Exercise task >> From the listing below, extract each entry exactly as written, minus the images.

Some records
╔══

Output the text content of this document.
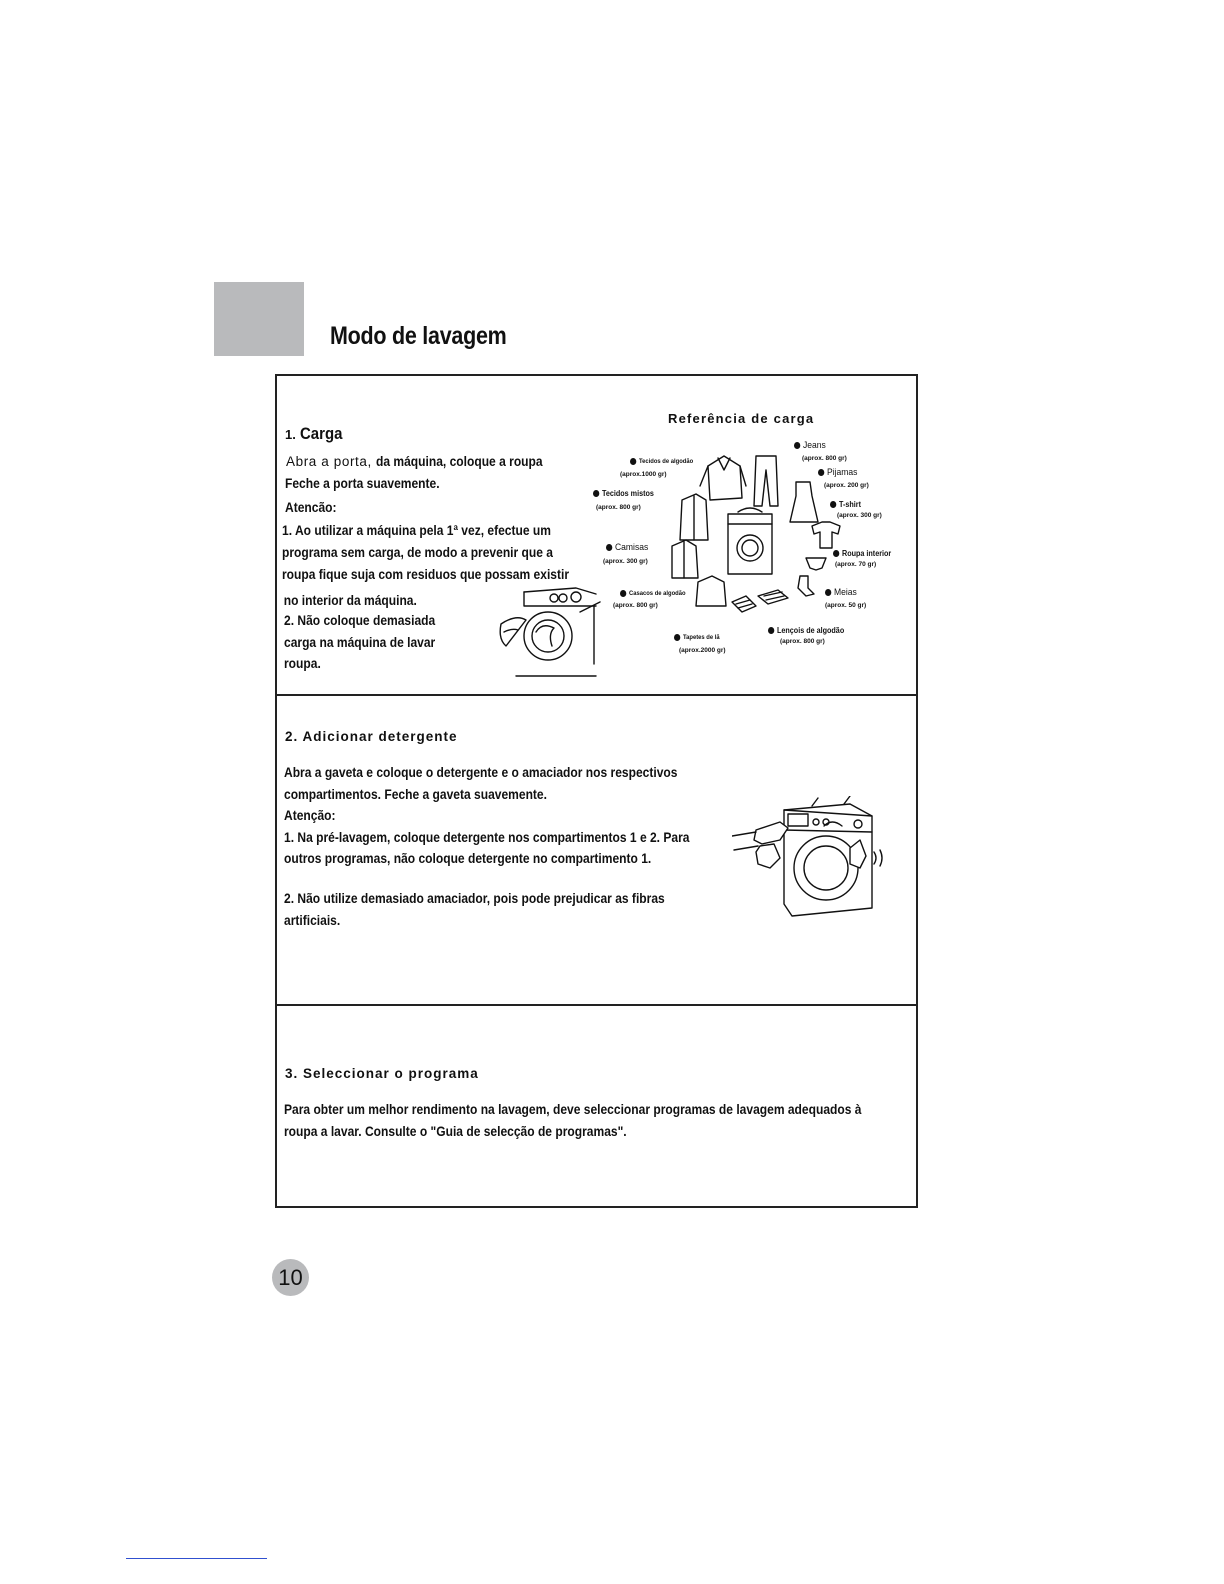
Modo de lavagem
1. Carga
Abra a porta, da máquina, coloque a roupa
Feche a porta suavemente.
Atencão:
1. Ao utilizar a máquina pela 1ª vez, efectue um
programa sem carga, de modo a prevenir que a
roupa fique suja com residuos que possam existir
no interior da máquina.
2. Não coloque demasiada
carga na máquina de lavar
roupa.
Referência de carga
Jeans
(aprox. 800 gr)
Pijamas
(aprox. 200 gr)
T-shirt
(aprox. 300 gr)
Roupa interior
(aprox. 70 gr)
Meias
(aprox. 50 gr)
Lençois de algodão
(aprox. 800 gr)
Tapetes de lã
(aprox.2000 gr)
Casacos de algodão
(aprox. 800 gr)
Camisas
(aprox. 300 gr)
Tecidos mistos
(aprox. 800 gr)
Tecidos de algodão
(aprox.1000 gr)
2. Adicionar detergente
Abra a gaveta e coloque o detergente e o amaciador nos respectivos
compartimentos. Feche a gaveta suavemente.
Atenção:
1. Na pré-lavagem, coloque detergente nos compartimentos 1 e 2. Para
outros programas, não coloque detergente no compartimento 1.
2. Não utilize demasiado amaciador, pois pode prejudicar as fibras
artificiais.
3. Seleccionar o programa
Para obter um melhor rendimento na lavagem, deve seleccionar programas de lavagem adequados à
roupa a lavar. Consulte o "Guia de selecção de programas".
10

╚══

Output of the task >>
Output the text content of this document.
Modo de lavagem
1. Carga
Abra a porta, da máquina, coloque a roupa
Feche a porta suavemente.
Atencão:
1. Ao utilizar a máquina pela 1ª vez, efectue um
programa sem carga, de modo a prevenir que a
roupa fique suja com residuos que possam existir
no interior da máquina.
2. Não coloque demasiada
carga na máquina de lavar
roupa.
Referência de carga
Jeans
(aprox. 800 gr)
Pijamas
(aprox. 200 gr)
T-shirt
(aprox. 300 gr)
Roupa interior
(aprox. 70 gr)
Meias
(aprox. 50 gr)
Lençois de algodão
(aprox. 800 gr)
Tapetes de lã
(aprox.2000 gr)
Casacos de algodão
(aprox. 800 gr)
Camisas
(aprox. 300 gr)
Tecidos mistos
(aprox. 800 gr)
Tecidos de algodão
(aprox.1000 gr)
2. Adicionar detergente
Abra a gaveta e coloque o detergente e o amaciador nos respectivos
compartimentos. Feche a gaveta suavemente.
Atenção:
1. Na pré-lavagem, coloque detergente nos compartimentos 1 e 2. Para
outros programas, não coloque detergente no compartimento 1.
2. Não utilize demasiado amaciador, pois pode prejudicar as fibras
artificiais.
3. Seleccionar o programa
Para obter um melhor rendimento na lavagem, deve seleccionar programas de lavagem adequados à
roupa a lavar. Consulte o "Guia de selecção de programas".
10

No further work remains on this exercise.